● **Excerto do texto**
......
Por vezes, gosto de passear pela nossa cidade, surpreender-me com recantos escondidos, frequentemente esquecidos por aqueles que por aqui passam na pressa frenética de chegar a algum lado, como se a meta desejada estivesse na eminência de lhes escapar e fosse preciso correr para a impedir de tomar o próximo barco. 

Por vezes, também me revejo neles e pergunto-me o que é que mudou e como é que essa mudança ocorreu de forma tão repentina que não nos demos conta. Porque é que nos deixámos de importar com o outro, em detrimento de uma dedicação irrepreensível a sequências de imagens falsas que proclamam felicidades perfeitas e, por isso, irreais?

No instante preciso em que coloco o primeiro pé na carruagem do comboio e observo sem poder evitar o sentimento cru de solidão que subsiste nas expressões de cada indivíduo, lembro me de Marx e apercebo-me do quanto tinha razão. 

Vivemos, embora conscientemente e é isso que me assusta mais, alienados do mundo sensível, da natureza que nos envolve e que continuamente nos chama sem obter resposta. Vivemos, fundamentalmente, alienados dos outros, um tipo de alienação que Marx denominaria de “alienação da nossa vida genérica". Com vida genérica, acredito que Marx pretenda referir-se àquilo que é característico da espécie humana e que não se revela nas restantes espécies animais, de que a empatia, a consciência, a necessidade de uma convivência social são apenas alguns exemplos.

Face a isto, parece-me que valerá a pena esforçarmos-nos por reverter o processo, pois, ao contrário do que o nosso instinto nos leva a pensar, podemos vir a surpreendermo-nos com as conversas que nos permitimos a ter com “estranhos”, que afinal constatamos não serem tão estranhos assim.
......
● **Registos do exercício**
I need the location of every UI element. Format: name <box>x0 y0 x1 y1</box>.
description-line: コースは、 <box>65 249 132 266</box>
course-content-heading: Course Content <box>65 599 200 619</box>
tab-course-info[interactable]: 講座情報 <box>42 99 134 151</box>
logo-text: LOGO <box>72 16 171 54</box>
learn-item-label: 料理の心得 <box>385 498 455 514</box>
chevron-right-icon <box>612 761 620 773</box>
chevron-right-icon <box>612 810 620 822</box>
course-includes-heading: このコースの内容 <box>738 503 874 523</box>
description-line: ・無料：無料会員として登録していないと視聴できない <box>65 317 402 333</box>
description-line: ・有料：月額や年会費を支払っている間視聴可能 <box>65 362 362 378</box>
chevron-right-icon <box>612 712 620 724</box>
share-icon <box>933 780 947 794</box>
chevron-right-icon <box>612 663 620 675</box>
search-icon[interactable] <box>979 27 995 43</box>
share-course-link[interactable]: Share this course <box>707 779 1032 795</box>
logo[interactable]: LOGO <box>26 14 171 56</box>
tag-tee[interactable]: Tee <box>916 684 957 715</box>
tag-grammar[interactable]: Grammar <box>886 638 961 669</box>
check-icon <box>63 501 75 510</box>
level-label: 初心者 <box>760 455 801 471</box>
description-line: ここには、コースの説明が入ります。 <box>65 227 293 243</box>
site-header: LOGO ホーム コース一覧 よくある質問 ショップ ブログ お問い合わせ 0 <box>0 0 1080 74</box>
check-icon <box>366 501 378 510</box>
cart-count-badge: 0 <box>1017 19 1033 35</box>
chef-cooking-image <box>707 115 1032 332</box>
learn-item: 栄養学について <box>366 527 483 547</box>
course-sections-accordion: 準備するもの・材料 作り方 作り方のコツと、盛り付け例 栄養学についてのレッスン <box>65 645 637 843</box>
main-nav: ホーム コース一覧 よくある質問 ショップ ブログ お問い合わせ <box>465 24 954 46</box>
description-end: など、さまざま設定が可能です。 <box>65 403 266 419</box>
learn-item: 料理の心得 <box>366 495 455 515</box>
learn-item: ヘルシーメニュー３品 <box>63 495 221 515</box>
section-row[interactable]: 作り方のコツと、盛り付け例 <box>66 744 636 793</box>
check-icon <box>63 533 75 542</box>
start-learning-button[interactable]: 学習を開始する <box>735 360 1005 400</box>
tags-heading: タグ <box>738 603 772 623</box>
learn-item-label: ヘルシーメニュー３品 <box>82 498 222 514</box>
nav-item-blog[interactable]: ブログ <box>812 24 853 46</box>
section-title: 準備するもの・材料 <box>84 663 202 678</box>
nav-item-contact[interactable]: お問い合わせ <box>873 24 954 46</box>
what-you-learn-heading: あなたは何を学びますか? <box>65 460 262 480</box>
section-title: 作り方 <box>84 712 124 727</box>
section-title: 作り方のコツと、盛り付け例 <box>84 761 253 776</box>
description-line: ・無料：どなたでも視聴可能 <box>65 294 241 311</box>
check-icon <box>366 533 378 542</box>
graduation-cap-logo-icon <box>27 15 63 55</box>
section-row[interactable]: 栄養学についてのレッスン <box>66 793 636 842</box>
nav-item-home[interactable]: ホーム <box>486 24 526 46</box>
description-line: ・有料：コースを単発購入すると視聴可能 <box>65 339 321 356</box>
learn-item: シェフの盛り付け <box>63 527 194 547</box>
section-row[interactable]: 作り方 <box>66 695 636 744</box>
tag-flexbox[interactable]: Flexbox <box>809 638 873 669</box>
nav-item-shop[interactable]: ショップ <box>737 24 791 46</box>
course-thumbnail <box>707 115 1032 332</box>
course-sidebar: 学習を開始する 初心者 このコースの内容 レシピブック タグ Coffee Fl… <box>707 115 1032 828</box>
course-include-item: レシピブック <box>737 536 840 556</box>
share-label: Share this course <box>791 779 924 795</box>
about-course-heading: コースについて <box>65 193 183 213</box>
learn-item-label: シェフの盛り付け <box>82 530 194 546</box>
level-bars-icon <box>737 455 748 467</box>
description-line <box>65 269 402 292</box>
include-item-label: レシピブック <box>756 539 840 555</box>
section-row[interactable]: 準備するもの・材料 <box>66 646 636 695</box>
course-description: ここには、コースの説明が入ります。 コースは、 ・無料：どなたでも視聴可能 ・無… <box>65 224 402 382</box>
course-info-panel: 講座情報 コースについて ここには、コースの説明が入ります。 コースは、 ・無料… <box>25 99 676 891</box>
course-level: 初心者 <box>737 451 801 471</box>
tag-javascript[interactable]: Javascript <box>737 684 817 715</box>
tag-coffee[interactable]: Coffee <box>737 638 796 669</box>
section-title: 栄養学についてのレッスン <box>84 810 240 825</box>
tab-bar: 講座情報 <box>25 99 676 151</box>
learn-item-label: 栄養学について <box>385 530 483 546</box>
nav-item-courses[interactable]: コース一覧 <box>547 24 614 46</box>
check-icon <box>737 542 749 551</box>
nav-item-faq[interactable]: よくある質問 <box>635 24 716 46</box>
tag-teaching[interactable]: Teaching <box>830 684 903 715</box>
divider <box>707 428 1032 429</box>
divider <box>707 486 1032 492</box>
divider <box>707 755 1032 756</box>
......
● **Instrução 1**
Duplica integralmente o excerto sobre a alienação, sem qualquer alteração.
● **Instrução 2**
Indica quantas linhas dos registos contêm a palavra "check", tendo em conta a distinção entre maiúsculas e minúsculas. Responde apenas com o número.

● **Resposta final 1**
Por vezes, gosto de passear pela nossa cidade, surpreender-me com recantos escondidos, frequentemente esquecidos por aqueles que por aqui passam na pressa frenética de chegar a algum lado, como se a meta desejada estivesse na eminência de lhes escapar e fosse preciso correr para a impedir de tomar o próximo barco. 

Por vezes, também me revejo neles e pergunto-me o que é que mudou e como é que essa mudança ocorreu de forma tão repentina que não nos demos conta. Porque é que nos deixámos de importar com o outro, em detrimento de uma dedicação irrepreensível a sequências de imagens falsas que proclamam felicidades perfeitas e, por isso, irreais?

No instante preciso em que coloco o primeiro pé na carruagem do comboio e observo sem poder evitar o sentimento cru de solidão que subsiste nas expressões de cada indivíduo, lembro me de Marx e apercebo-me do quanto tinha razão. 

Vivemos, embora conscientemente e é isso que me assusta mais, alienados do mundo sensível, da natureza que nos envolve e que continuamente nos chama sem obter resposta. Vivemos, fundamentalmente, alienados dos outros, um tipo de alienação que Marx denominaria de “alienação da nossa vida genérica". Com vida genérica, acredito que Marx pretenda referir-se àquilo que é característico da espécie humana e que não se revela nas restantes espécies animais, de que a empatia, a consciência, a necessidade de uma convivência social são apenas alguns exemplos.

Face a isto, parece-me que valerá a pena esforçarmos-nos por reverter o processo, pois, ao contrário do que o nosso instinto nos leva a pensar, podemos vir a surpreendermo-nos com as conversas que nos permitimos a ter com “estranhos”, que afinal constatamos não serem tão estranhos assim.

● **Resposta final 2**
5